• [INFORMATION SUPPLIED]

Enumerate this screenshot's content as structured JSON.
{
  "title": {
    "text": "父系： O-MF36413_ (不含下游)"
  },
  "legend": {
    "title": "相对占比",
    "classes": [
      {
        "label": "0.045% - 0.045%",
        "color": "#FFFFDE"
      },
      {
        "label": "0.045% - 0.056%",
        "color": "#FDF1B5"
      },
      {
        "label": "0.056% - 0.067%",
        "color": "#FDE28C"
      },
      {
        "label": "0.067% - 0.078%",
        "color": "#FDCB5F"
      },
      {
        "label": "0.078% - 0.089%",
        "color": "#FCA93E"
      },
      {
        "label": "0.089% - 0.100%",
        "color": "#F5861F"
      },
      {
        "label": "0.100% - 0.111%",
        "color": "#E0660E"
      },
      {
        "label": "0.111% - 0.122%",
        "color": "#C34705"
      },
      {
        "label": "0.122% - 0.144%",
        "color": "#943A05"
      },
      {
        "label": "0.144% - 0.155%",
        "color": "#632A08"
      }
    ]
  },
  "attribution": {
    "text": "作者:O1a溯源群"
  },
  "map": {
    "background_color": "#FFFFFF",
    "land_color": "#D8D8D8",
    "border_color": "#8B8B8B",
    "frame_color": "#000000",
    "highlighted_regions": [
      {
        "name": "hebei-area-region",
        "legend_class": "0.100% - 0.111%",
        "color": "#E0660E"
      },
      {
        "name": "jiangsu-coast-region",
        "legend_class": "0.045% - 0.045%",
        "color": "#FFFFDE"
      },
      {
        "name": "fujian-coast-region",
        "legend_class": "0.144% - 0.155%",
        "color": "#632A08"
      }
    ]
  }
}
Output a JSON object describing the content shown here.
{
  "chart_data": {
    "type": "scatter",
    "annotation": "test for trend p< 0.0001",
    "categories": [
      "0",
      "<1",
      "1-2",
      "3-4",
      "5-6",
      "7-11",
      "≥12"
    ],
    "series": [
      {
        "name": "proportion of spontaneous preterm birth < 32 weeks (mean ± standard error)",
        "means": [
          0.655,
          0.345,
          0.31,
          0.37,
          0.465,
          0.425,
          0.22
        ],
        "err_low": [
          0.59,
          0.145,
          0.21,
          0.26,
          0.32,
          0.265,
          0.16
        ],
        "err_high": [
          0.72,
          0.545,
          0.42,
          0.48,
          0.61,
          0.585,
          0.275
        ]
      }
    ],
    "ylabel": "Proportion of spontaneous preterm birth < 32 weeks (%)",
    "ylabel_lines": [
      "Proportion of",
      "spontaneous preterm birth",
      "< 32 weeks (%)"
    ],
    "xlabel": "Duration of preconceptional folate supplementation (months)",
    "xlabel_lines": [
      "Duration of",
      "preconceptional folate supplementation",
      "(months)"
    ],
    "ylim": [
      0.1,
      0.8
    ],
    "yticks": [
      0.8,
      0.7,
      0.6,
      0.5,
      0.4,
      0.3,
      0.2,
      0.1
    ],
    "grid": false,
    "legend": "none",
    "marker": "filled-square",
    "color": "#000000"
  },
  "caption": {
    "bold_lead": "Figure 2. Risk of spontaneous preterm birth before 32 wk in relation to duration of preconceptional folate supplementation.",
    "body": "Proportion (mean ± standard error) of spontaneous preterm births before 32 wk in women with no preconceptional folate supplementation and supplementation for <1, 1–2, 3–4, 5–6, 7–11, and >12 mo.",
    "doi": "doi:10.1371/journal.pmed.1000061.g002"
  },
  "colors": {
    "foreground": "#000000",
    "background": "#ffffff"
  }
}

• [WHAT TO WORK ON] Print out all the entries precisely as written.

• [RESULT]
Enumerate this screenshot's content as structured JSON.
{
  "title": {
    "text": "父系： O-MF36413_ (不含下游)"
  },
  "legend": {
    "title": "相对占比",
    "classes": [
      {
        "label": "0.045% - 0.045%",
        "color": "#FFFFDE"
      },
      {
        "label": "0.045% - 0.056%",
        "color": "#FDF1B5"
      },
      {
        "label": "0.056% - 0.067%",
        "color": "#FDE28C"
      },
      {
        "label": "0.067% - 0.078%",
        "color": "#FDCB5F"
      },
      {
        "label": "0.078% - 0.089%",
        "color": "#FCA93E"
      },
      {
        "label": "0.089% - 0.100%",
        "color": "#F5861F"
      },
      {
        "label": "0.100% - 0.111%",
        "color": "#E0660E"
      },
      {
        "label": "0.111% - 0.122%",
        "color": "#C34705"
      },
      {
        "label": "0.122% - 0.144%",
        "color": "#943A05"
      },
      {
        "label": "0.144% - 0.155%",
        "color": "#632A08"
      }
    ]
  },
  "attribution": {
    "text": "作者:O1a溯源群"
  },
  "map": {
    "background_color": "#FFFFFF",
    "land_color": "#D8D8D8",
    "border_color": "#8B8B8B",
    "frame_color": "#000000",
    "highlighted_regions": [
      {
        "name": "hebei-area-region",
        "legend_class": "0.100% - 0.111%",
        "color": "#E0660E"
      },
      {
        "name": "jiangsu-coast-region",
        "legend_class": "0.045% - 0.045%",
        "color": "#FFFFDE"
      },
      {
        "name": "fujian-coast-region",
        "legend_class": "0.144% - 0.155%",
        "color": "#632A08"
      }
    ]
  }
}
Output a JSON object describing the content shown here.
{
  "chart_data": {
    "type": "scatter",
    "annotation": "test for trend p< 0.0001",
    "categories": [
      "0",
      "<1",
      "1-2",
      "3-4",
      "5-6",
      "7-11",
      "≥12"
    ],
    "series": [
      {
        "name": "proportion of spontaneous preterm birth < 32 weeks (mean ± standard error)",
        "means": [
          0.655,
          0.345,
          0.31,
          0.37,
          0.465,
          0.425,
          0.22
        ],
        "err_low": [
          0.59,
          0.145,
          0.21,
          0.26,
          0.32,
          0.265,
          0.16
        ],
        "err_high": [
          0.72,
          0.545,
          0.42,
          0.48,
          0.61,
          0.585,
          0.275
        ]
      }
    ],
    "ylabel": "Proportion of spontaneous preterm birth < 32 weeks (%)",
    "ylabel_lines": [
      "Proportion of",
      "spontaneous preterm birth",
      "< 32 weeks (%)"
    ],
    "xlabel": "Duration of preconceptional folate supplementation (months)",
    "xlabel_lines": [
      "Duration of",
      "preconceptional folate supplementation",
      "(months)"
    ],
    "ylim": [
      0.1,
      0.8
    ],
    "yticks": [
      0.8,
      0.7,
      0.6,
      0.5,
      0.4,
      0.3,
      0.2,
      0.1
    ],
    "grid": false,
    "legend": "none",
    "marker": "filled-square",
    "color": "#000000"
  },
  "caption": {
    "bold_lead": "Figure 2. Risk of spontaneous preterm birth before 32 wk in relation to duration of preconceptional folate supplementation.",
    "body": "Proportion (mean ± standard error) of spontaneous preterm births before 32 wk in women with no preconceptional folate supplementation and supplementation for <1, 1–2, 3–4, 5–6, 7–11, and >12 mo.",
    "doi": "doi:10.1371/journal.pmed.1000061.g002"
  },
  "colors": {
    "foreground": "#000000",
    "background": "#ffffff"
  }
}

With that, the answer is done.